Data for the task>
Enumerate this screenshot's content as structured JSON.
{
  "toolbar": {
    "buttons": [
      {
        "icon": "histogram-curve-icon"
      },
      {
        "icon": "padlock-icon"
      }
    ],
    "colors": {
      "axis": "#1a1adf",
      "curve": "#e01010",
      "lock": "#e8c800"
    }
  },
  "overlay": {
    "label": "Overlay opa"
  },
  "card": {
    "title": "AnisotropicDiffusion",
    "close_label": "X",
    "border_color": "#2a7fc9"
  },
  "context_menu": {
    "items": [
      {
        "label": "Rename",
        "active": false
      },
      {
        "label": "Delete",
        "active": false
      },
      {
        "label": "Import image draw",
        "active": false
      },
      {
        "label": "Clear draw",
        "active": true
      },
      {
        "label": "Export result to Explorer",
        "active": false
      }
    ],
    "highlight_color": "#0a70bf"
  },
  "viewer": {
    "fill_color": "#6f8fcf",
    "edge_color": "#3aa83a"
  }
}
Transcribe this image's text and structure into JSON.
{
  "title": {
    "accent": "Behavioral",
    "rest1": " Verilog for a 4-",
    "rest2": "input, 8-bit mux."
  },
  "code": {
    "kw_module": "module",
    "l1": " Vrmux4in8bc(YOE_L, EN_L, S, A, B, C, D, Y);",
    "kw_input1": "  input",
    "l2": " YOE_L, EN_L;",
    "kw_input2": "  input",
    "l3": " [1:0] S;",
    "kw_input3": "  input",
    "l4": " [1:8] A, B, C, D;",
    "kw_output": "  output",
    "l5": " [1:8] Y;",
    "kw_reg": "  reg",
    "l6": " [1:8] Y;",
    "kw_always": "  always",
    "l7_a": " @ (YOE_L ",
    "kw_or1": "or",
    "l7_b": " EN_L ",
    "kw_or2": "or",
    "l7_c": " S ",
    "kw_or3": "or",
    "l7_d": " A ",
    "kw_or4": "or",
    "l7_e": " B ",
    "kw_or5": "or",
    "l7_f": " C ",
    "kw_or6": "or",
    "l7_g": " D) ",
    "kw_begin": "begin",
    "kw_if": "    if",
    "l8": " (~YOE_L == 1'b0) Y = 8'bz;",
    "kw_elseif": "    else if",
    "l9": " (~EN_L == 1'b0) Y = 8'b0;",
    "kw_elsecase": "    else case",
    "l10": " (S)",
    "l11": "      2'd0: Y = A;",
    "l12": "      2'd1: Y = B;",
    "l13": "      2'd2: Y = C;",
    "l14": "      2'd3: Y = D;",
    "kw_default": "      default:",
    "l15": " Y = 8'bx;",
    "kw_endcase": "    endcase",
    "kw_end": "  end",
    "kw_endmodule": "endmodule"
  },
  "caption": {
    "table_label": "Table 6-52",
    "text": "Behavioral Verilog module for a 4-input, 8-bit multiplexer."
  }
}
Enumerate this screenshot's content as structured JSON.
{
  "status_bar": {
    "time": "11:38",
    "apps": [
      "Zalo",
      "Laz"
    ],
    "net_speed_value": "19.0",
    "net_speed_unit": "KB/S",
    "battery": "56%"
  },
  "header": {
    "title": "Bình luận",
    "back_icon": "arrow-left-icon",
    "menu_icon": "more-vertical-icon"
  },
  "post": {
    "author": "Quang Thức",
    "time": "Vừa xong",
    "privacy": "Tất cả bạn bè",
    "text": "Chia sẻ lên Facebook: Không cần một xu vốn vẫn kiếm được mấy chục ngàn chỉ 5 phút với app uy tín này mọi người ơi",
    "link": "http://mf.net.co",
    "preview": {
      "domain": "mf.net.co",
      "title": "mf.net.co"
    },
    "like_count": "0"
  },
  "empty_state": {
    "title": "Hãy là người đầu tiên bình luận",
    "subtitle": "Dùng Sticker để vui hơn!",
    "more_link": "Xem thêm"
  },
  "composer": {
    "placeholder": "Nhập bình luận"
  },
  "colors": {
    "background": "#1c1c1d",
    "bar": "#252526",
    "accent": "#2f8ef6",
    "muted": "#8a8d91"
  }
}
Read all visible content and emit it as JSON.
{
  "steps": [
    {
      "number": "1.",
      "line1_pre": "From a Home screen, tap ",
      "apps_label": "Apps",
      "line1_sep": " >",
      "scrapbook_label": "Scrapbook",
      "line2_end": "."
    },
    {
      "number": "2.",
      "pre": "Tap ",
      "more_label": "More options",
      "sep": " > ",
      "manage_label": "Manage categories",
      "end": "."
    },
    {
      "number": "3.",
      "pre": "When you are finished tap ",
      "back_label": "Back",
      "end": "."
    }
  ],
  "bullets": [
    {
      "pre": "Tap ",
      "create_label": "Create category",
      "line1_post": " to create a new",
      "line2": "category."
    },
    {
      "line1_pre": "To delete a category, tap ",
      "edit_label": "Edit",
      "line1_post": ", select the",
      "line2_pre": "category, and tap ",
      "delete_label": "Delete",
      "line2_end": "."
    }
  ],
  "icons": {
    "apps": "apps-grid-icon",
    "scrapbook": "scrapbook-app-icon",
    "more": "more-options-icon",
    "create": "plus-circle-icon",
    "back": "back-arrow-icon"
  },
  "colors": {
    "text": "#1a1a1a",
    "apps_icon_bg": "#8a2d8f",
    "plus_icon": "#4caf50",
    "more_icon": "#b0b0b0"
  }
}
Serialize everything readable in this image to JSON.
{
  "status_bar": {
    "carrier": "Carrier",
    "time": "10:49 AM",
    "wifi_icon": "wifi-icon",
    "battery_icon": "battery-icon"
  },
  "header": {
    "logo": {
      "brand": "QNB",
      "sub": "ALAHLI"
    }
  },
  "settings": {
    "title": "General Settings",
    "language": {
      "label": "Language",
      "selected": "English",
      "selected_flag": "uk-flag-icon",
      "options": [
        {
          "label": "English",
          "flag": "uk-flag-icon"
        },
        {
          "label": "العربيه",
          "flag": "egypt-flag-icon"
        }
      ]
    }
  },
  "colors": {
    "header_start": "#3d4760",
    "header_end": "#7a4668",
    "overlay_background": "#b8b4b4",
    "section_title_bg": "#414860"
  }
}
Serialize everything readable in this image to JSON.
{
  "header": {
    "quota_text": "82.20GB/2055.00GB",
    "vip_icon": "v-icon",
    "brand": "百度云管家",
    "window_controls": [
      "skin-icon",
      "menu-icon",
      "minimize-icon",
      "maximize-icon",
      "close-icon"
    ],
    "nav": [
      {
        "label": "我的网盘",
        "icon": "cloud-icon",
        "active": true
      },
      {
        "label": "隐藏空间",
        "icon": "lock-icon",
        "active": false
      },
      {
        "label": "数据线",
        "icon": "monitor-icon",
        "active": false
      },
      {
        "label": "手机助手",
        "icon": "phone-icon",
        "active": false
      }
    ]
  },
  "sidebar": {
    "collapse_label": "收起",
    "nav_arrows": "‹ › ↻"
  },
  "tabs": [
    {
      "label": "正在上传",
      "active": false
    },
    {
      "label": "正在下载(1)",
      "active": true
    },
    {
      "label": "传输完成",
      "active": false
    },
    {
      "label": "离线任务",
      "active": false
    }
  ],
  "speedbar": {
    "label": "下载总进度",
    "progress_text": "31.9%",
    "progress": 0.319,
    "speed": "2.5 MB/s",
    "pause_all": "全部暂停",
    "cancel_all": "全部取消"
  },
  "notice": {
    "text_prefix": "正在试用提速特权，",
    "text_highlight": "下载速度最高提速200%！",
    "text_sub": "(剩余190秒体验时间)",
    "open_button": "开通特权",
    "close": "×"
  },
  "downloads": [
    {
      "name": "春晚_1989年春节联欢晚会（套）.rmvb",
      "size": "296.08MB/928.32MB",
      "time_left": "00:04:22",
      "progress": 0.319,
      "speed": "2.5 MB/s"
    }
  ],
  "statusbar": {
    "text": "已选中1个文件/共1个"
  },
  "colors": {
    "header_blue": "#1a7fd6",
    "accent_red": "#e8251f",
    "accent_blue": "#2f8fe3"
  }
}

Stated problem> Return all the lines that contain the string "flag".

Exercise response>
      "selected_flag": "uk-flag-icon",
          "flag": "uk-flag-icon"
          "flag": "egypt-flag-icon"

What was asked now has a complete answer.